▶ [Entries shown]
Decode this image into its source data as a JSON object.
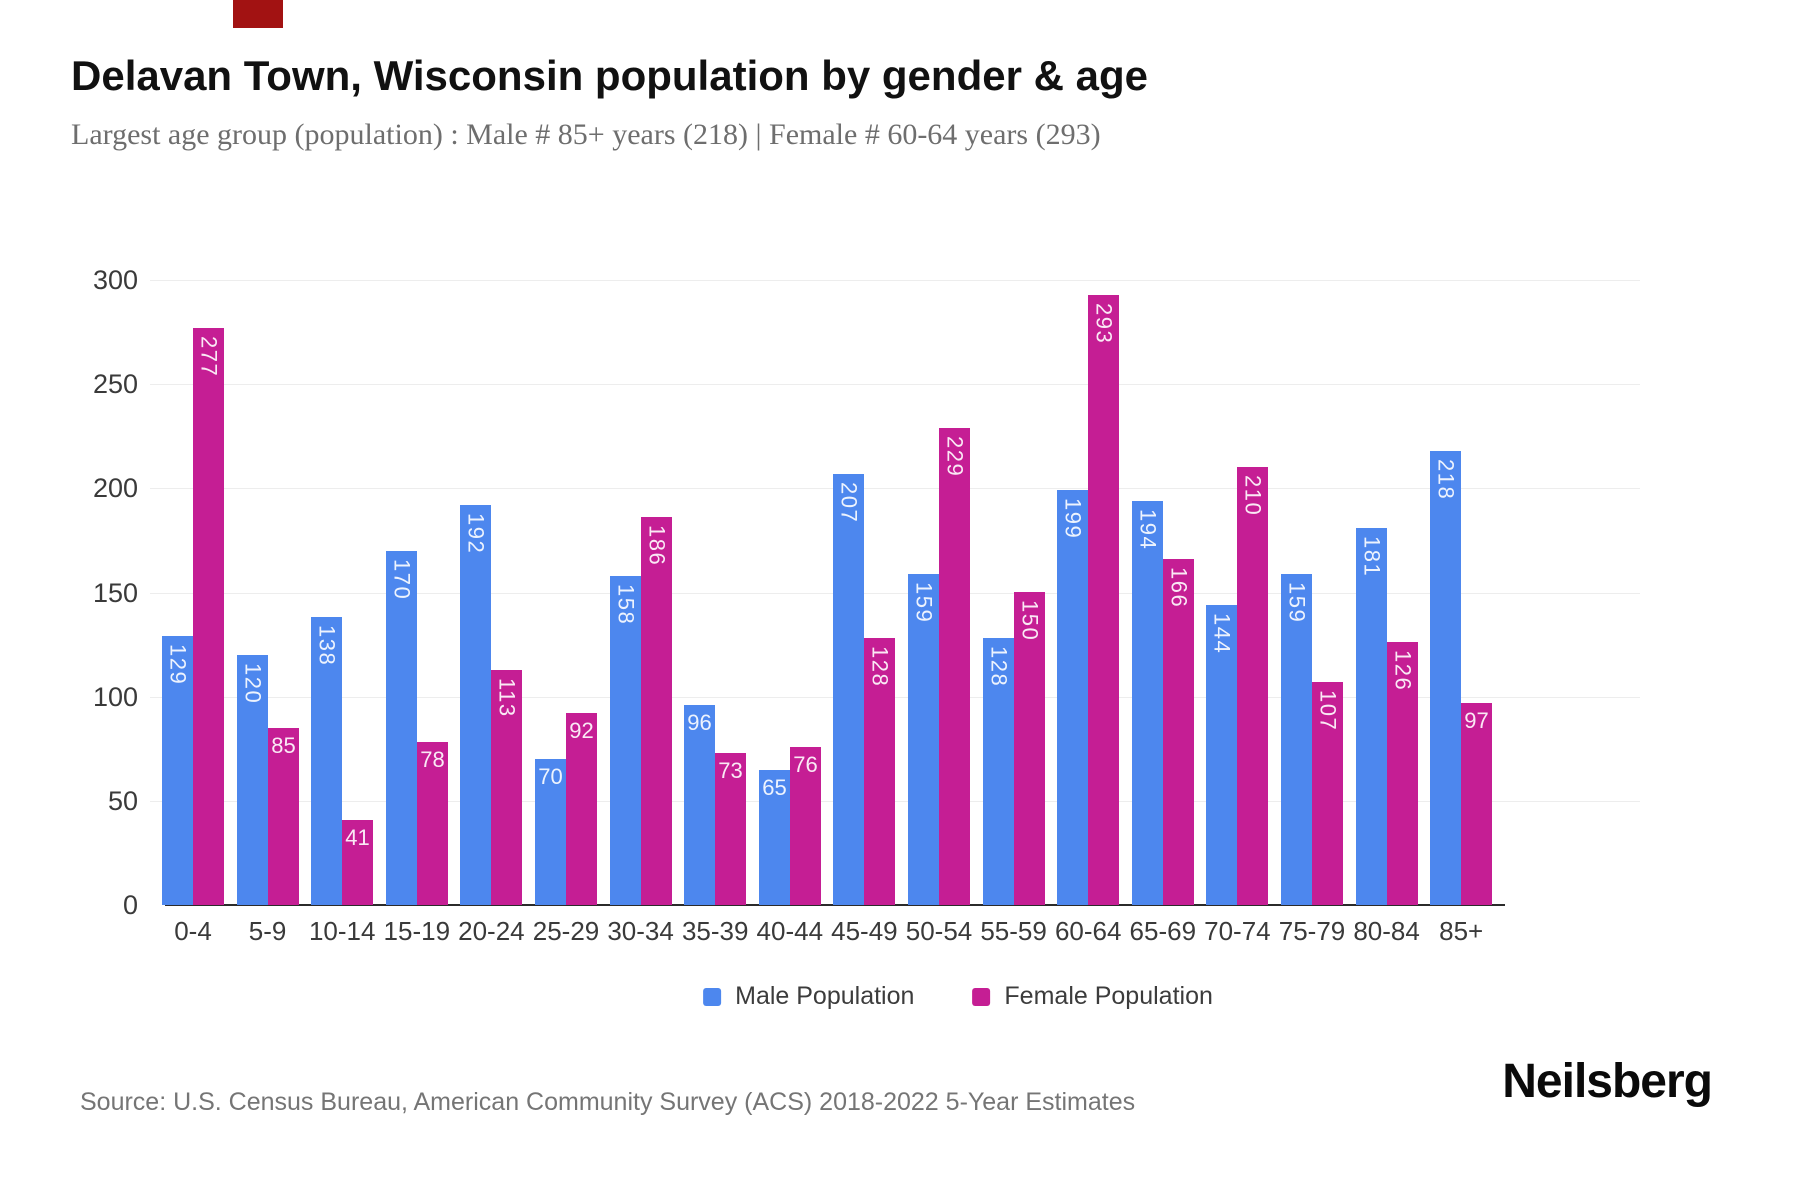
{
  "page": {
    "title": "Delavan Town, Wisconsin population by gender & age",
    "subtitle": "Largest age group (population) : Male # 85+ years (218) | Female # 60-64 years (293)",
    "source": "Source: U.S. Census Bureau, American Community Survey (ACS) 2018-2022 5-Year Estimates",
    "brand": "Neilsberg"
  },
  "colors": {
    "male": "#4d87ee",
    "female": "#c51e94",
    "grid": "#ededed",
    "axis_line": "#2b2b2b",
    "tick_text": "#3a3a3a",
    "muted_text": "#757575"
  },
  "chart_data": {
    "type": "bar",
    "title": "Delavan Town, Wisconsin population by gender & age",
    "xlabel": "",
    "ylabel": "",
    "ylim": [
      0,
      300
    ],
    "yticks": [
      0,
      50,
      100,
      150,
      200,
      250,
      300
    ],
    "grid": true,
    "legend_position": "bottom",
    "categories": [
      "0-4",
      "5-9",
      "10-14",
      "15-19",
      "20-24",
      "25-29",
      "30-34",
      "35-39",
      "40-44",
      "45-49",
      "50-54",
      "55-59",
      "60-64",
      "65-69",
      "70-74",
      "75-79",
      "80-84",
      "85+"
    ],
    "series": [
      {
        "name": "Male Population",
        "color_key": "male",
        "values": [
          129,
          120,
          138,
          170,
          192,
          70,
          158,
          96,
          65,
          207,
          159,
          128,
          199,
          194,
          144,
          159,
          181,
          218
        ]
      },
      {
        "name": "Female Population",
        "color_key": "female",
        "values": [
          277,
          85,
          41,
          78,
          113,
          92,
          186,
          73,
          76,
          128,
          229,
          150,
          293,
          166,
          210,
          107,
          126,
          97
        ]
      }
    ]
  }
}
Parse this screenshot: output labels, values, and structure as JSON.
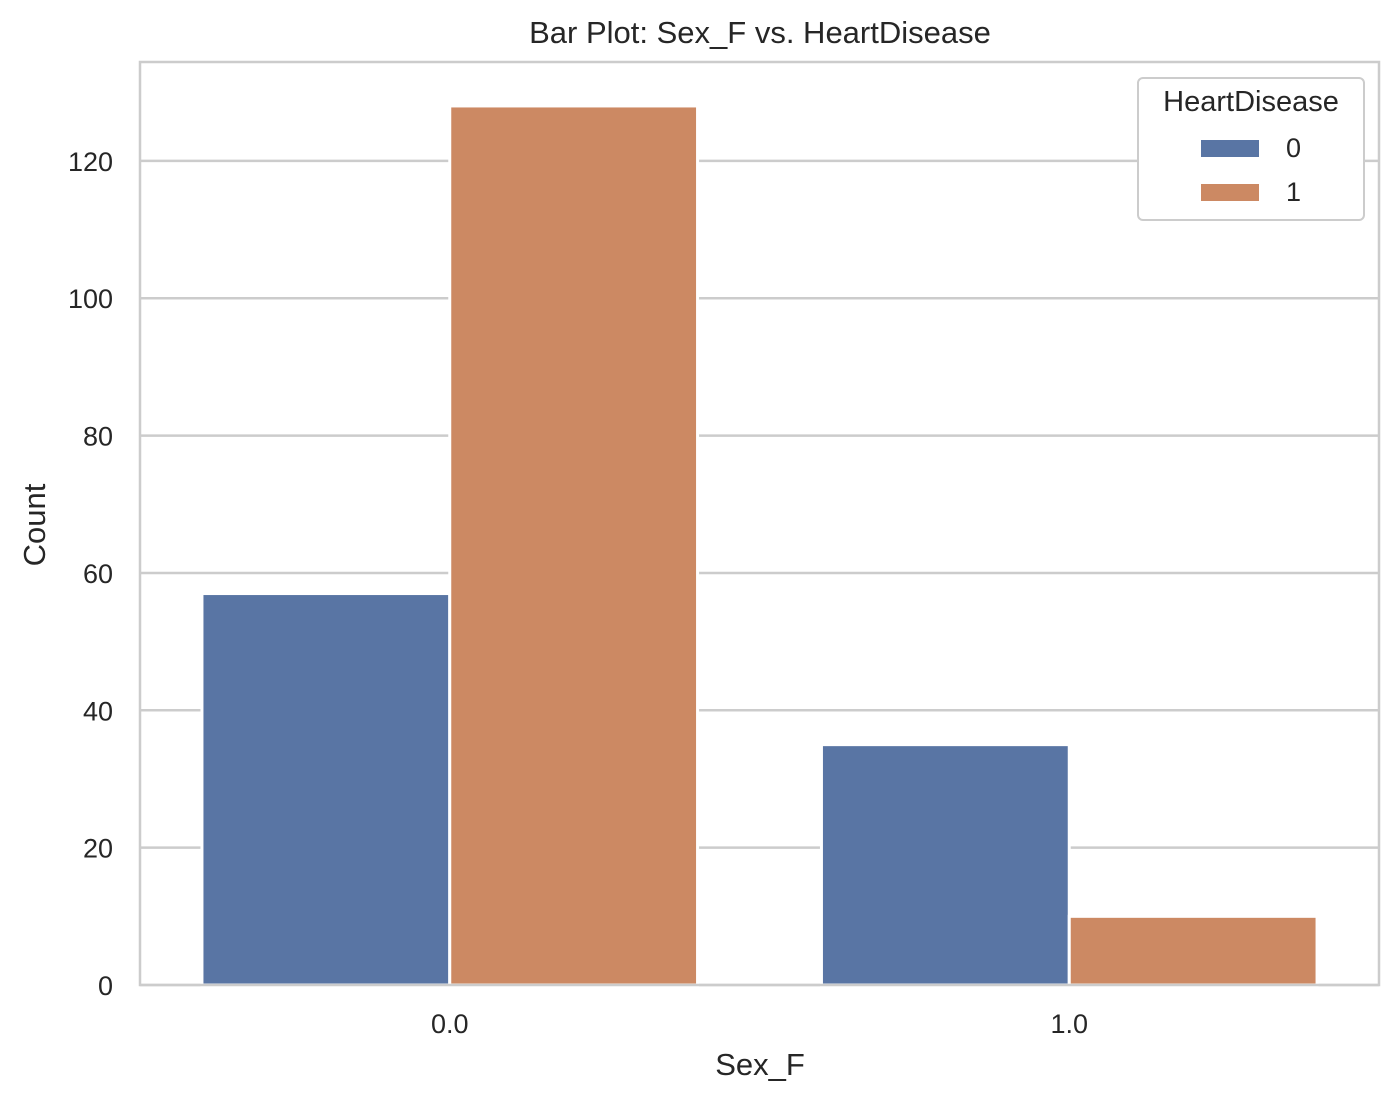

▶ [Brief]
Pictures are excluded; output everything else in the data verbatim.

▶ [Worked answer]
Decode this image into its source data as a JSON object.
{
  "page": {
    "title": "Delavan Town, Wisconsin population by gender & age",
    "subtitle": "Largest age group (population) : Male # 85+ years (218) | Female # 60-64 years (293)",
    "source": "Source: U.S. Census Bureau, American Community Survey (ACS) 2018-2022 5-Year Estimates",
    "brand": "Neilsberg"
  },
  "colors": {
    "male": "#4d87ee",
    "female": "#c51e94",
    "grid": "#ededed",
    "axis_line": "#2b2b2b",
    "tick_text": "#3a3a3a",
    "muted_text": "#757575"
  },
  "chart_data": {
    "type": "bar",
    "title": "Delavan Town, Wisconsin population by gender & age",
    "xlabel": "",
    "ylabel": "",
    "ylim": [
      0,
      300
    ],
    "yticks": [
      0,
      50,
      100,
      150,
      200,
      250,
      300
    ],
    "grid": true,
    "legend_position": "bottom",
    "categories": [
      "0-4",
      "5-9",
      "10-14",
      "15-19",
      "20-24",
      "25-29",
      "30-34",
      "35-39",
      "40-44",
      "45-49",
      "50-54",
      "55-59",
      "60-64",
      "65-69",
      "70-74",
      "75-79",
      "80-84",
      "85+"
    ],
    "series": [
      {
        "name": "Male Population",
        "color_key": "male",
        "values": [
          129,
          120,
          138,
          170,
          192,
          70,
          158,
          96,
          65,
          207,
          159,
          128,
          199,
          194,
          144,
          159,
          181,
          218
        ]
      },
      {
        "name": "Female Population",
        "color_key": "female",
        "values": [
          277,
          85,
          41,
          78,
          113,
          92,
          186,
          73,
          76,
          128,
          229,
          150,
          293,
          166,
          210,
          107,
          126,
          97
        ]
      }
    ]
  }
}
Parse this screenshot: output labels, values, and structure as JSON.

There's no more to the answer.